## Data provided

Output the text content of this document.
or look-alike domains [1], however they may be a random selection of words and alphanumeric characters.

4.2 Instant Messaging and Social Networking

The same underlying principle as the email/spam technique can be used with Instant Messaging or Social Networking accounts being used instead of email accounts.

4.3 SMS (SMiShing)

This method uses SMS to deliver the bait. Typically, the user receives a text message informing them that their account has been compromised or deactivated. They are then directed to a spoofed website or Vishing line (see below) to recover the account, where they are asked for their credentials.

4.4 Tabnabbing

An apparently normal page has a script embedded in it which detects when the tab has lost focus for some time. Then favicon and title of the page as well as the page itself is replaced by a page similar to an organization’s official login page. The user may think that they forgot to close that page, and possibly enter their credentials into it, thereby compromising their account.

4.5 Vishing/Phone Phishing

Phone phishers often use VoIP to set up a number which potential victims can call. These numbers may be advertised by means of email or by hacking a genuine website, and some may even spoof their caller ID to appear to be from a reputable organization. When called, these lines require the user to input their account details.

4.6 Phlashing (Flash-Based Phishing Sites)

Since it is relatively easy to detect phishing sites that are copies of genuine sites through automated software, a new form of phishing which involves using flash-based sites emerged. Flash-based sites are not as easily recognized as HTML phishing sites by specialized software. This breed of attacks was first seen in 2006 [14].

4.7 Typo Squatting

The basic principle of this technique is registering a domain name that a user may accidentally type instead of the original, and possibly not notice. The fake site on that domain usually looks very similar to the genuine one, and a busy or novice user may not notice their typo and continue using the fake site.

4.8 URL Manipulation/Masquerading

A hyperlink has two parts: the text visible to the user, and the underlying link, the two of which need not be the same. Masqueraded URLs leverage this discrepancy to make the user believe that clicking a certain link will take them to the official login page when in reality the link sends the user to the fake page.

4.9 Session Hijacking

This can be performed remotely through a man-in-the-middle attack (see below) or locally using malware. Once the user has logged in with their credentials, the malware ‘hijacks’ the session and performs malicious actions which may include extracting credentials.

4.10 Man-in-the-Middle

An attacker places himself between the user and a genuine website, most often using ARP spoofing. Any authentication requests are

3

## Written problem
Copy every line of the records above that holds the word "Instant".

## Result of the task
4.2 Instant Messaging and Social Networking
The same underlying principle as the email/spam technique can be used with Instant Messaging or Social Networking accounts being used instead of email accounts.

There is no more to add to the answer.